> Exercise prompt
Look through the records below, and copy out every line that holds the string "output".

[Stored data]
------------------------------

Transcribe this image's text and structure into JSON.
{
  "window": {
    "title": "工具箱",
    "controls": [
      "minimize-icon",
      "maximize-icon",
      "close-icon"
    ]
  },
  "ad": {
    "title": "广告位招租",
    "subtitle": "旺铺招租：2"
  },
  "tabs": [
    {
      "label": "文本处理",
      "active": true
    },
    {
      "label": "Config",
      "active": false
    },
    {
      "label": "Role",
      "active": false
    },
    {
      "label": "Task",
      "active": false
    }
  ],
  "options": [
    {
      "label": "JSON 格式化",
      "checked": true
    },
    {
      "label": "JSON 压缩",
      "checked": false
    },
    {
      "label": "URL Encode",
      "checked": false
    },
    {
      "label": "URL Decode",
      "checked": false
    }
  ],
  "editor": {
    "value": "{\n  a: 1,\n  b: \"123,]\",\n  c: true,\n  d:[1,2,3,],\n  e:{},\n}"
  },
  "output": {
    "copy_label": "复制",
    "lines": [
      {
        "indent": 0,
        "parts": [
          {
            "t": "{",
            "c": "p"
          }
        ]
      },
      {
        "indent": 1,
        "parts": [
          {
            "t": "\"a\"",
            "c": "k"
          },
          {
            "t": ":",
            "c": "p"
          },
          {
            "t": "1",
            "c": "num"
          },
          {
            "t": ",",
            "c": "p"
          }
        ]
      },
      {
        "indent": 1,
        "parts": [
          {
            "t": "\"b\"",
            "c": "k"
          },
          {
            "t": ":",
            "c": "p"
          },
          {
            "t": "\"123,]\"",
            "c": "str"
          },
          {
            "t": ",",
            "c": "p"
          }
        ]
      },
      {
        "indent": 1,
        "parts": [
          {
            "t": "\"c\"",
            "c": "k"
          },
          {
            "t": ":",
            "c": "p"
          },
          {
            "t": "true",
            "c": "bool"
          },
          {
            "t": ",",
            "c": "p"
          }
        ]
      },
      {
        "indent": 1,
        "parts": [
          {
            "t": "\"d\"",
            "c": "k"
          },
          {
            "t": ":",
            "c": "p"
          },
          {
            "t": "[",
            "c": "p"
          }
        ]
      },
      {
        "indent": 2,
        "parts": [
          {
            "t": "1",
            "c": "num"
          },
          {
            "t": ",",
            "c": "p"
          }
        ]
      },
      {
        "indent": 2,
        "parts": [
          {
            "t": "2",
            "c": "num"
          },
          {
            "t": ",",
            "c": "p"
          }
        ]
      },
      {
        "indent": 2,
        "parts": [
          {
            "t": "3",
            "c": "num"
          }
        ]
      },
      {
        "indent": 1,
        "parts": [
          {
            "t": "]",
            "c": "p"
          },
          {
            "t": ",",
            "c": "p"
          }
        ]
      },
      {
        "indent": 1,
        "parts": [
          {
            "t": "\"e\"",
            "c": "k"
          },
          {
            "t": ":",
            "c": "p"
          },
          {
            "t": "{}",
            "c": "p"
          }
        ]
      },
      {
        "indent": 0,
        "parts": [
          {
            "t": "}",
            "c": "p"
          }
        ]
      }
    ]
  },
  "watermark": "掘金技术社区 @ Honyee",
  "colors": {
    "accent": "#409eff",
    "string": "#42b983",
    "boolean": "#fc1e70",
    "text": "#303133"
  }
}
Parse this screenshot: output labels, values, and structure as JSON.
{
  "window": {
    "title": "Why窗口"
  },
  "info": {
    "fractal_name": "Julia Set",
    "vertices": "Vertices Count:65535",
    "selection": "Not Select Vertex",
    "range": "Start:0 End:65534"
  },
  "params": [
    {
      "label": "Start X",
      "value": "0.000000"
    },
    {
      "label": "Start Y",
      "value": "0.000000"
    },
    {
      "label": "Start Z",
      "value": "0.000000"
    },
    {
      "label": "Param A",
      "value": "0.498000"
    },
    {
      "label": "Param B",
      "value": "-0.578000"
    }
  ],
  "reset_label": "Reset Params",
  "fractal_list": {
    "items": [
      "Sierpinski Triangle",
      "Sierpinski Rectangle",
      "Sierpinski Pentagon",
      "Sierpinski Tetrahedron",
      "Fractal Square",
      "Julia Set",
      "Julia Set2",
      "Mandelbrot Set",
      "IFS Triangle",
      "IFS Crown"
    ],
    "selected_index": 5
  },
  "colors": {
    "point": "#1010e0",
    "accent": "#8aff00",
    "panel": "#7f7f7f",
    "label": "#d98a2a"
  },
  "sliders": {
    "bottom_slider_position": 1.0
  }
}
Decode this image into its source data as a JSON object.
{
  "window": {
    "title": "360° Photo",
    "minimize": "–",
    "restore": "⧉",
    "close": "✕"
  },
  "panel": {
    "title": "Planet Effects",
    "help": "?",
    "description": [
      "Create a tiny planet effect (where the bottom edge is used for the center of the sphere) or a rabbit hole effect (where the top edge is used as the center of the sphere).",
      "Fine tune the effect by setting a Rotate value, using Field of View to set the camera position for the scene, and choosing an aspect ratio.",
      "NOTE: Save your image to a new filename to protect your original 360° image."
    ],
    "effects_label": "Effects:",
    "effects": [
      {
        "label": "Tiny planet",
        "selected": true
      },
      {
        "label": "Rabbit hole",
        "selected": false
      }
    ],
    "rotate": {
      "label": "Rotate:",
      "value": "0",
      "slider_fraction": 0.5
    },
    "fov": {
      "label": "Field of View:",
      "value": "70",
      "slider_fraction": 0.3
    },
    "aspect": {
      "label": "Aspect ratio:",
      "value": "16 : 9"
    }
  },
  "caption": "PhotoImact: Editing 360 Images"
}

------------------------------

> Written answer
  "output": {
Parse this screenshot: output labels, values, and structure as JSON.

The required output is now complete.